The 2024 election has been a bit weird for President Joe Biden and his fellow Democrats. According to most polls, the president’s support among traditionally Democratic constituencies has slipped severely. Significant numbers of Black voters, Latino voters and young voters — who turned out strongly for Biden during his 2020 victory — seem to be prepared to sit out the election, or even cross over to vote for Donald Trump.
Will LGBTQ Americans, another bedrock Democratic constituency, join that movement?
The limited polling we have puts Biden well ahead among LGBTQ voters. But to win in November, Biden doesn’t just need to beat Trump among LGBTQ voters. He needs to win by the kind of majorities he posted in 2020.
And on that front, the two recent polls we have tell an unclear story.
Exit polling in 2020 had Biden beating Trump among LGBTQ voters by 64 percent to 27 percent — a 37-point advantage. One poll, released in March by the LGTBQ visibility group GLAAD, put Biden’s 2024 election support roughly on par with where it was in 2020 exit polling. But another, from the nonpartisan Independent Center think tank, showed his margin over Trump slipping down to a 29-point edge.
(There’s a caveat here: Ideally, we’d have more polls of LGBTQ voters to draw from. Additionally, LGBTQ voters are not a monolith, and anecdotes suggest real cleavages within the community. But polling down to the subgroup level gets difficult, as small sample sizes yield unreliable results. So we’re working with what we have.)
So which is it? Is Biden hemorrhaging support among LGBTQ voters? Or is his support holding steady?
After discussions with experts and deep dives into the polling, a more nuanced depiction of LGBTQ voters comes together.
On the one hand, LGBTQ voters are becoming more numerous, as greater shares of the American public than ever before feel comfortable coming out and identifying as something other than heterosexual. As this identity becomes more mainstream, it’s possible that the perspectives of its members will as well, with their views coming to resemble those of the public as a whole. Specifically and in the current context, that would mean an increased focus on the economy, and a de-emphasis on issues of identity.
But in the case of LGBTQ voters, broader public acceptance has not been matched by more supportive treatment from elected officials. In recent years, the Republican Party has leaned hard into transphobia and against LGBTQ visibility in public life — a force that may push more members of the community away from the GOP and back toward Democrats.

§ Complete the following
[A] Answer these from the article on LGBTQ voters, one line each:
(i) By what percentages did Biden beat Trump among LGBTQ voters in 2020 exit polling?
(ii) What margin over Trump did the Independent Center poll show for Biden?
(iii) What has the Republican Party leaned hard into in recent years, according to the article?
[B] Go on with the article on LGBTQ voters, picking up after its final sentence.
The records after this note are separate material and have no connection to the article on LGBTQ voters.

§ Material shown
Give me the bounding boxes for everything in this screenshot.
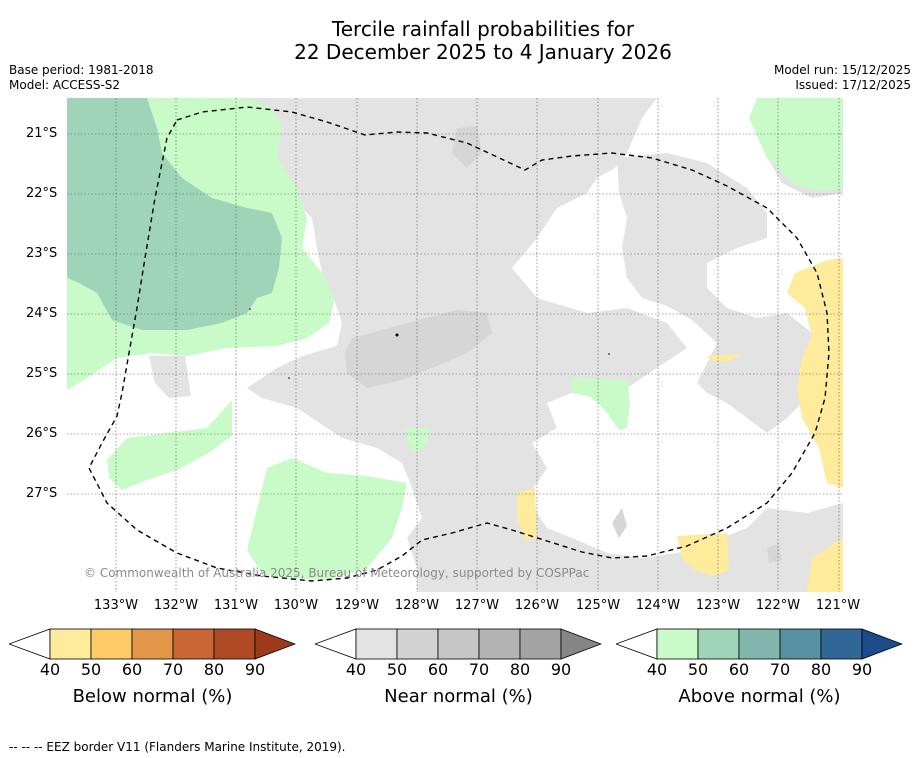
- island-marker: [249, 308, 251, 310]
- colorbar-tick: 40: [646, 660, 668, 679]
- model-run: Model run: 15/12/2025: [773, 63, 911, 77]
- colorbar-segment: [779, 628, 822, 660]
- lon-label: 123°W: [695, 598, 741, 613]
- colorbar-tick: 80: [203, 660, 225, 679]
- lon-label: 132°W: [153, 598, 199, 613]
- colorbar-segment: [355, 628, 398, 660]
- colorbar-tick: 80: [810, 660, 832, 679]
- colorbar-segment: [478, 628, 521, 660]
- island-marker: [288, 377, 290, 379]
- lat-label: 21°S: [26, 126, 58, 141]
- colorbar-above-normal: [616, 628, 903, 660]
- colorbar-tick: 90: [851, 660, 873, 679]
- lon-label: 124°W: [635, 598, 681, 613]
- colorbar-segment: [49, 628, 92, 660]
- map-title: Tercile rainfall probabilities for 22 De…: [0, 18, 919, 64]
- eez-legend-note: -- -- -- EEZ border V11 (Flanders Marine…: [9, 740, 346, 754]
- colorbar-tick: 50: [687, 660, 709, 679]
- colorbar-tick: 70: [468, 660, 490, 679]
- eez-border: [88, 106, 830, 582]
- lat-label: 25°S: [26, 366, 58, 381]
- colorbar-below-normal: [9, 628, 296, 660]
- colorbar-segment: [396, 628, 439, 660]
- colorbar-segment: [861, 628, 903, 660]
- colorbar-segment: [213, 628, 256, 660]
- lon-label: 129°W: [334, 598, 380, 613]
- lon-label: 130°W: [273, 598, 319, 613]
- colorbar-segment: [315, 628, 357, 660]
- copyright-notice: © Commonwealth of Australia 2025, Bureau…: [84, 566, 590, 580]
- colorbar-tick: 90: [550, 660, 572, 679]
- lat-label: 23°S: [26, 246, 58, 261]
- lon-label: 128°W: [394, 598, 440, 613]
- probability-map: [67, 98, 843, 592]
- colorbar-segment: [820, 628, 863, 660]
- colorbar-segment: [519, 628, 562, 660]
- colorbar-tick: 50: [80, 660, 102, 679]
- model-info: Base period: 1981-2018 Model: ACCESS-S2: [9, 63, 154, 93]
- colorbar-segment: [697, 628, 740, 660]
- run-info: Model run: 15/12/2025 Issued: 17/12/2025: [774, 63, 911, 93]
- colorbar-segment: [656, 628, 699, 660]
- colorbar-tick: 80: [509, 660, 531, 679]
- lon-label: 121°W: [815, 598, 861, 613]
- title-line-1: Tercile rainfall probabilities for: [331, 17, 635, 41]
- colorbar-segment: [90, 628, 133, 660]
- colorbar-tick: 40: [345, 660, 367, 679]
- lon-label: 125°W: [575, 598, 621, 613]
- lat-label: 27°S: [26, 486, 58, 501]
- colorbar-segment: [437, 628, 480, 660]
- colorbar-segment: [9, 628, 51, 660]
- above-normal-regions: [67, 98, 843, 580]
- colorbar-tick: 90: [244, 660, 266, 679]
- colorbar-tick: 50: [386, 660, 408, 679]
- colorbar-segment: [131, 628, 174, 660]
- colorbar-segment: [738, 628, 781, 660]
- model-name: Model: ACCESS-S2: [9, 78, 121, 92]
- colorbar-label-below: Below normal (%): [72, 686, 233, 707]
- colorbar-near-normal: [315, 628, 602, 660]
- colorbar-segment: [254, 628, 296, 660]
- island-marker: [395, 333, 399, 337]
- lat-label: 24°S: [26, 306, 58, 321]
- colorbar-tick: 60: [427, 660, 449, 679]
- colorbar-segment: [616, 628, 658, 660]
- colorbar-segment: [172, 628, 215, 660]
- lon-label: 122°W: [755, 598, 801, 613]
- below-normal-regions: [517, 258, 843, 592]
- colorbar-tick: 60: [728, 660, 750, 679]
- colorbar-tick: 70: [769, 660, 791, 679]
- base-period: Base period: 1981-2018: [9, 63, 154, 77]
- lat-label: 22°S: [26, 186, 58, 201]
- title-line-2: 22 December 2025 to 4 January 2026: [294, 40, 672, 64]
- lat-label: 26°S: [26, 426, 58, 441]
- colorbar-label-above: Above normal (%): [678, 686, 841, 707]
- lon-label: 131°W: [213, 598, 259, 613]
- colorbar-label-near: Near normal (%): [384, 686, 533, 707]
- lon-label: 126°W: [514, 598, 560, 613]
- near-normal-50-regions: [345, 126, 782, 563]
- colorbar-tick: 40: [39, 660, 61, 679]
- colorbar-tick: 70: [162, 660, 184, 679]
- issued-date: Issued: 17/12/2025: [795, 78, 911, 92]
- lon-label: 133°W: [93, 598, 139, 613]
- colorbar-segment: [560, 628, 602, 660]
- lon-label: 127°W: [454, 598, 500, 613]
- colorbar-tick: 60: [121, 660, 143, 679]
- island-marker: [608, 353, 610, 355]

§ Task results
[A]
(i) 64 percent to 27 percent.
(ii) A 29-point edge.
(iii) Transphobia and opposition to LGBTQ visibility in public life.

[B]
The picture that emerges is a voting group shifting its priorities and diversifying its viewpoints as it grows, but despite that communal metamorphosis, the community may remain tightly loyal to Democrats in 2024 — thanks to a Republican Party that is moving away from LGBTQ voters faster than they’re approaching it.
Why LGBTQ voters have traditionally picked Dems over the GOP
Though a small segment of the electorate (they made up about 7 percent of the 2020 electorate), LGBTQ voters have proven to be an influential part of the Democratic coalition. They have tended to be a higher-propensity voting group — likelier than the average voter to turn out.
“It’s kind of remarkable that LGBT voters are actually as cohesive as they are,” Andrew Flores, an assistant professor of government at American University, told me. “How does one’s experience maybe growing up in a very wealthy household, maybe a southern conservative environment, gel with someone who maybe grew up working-class, Latino, and in an urban center?”
Flores and other scholars of LGBTQ identity use two complementary theories to describe and explain how LGBTQ voters came to behave as a voting bloc:
- A sense of linked fate between and among LGBTQ people and
- Encounters with “conversion experiences” that expose LGBTQ people to discrimination and adversity.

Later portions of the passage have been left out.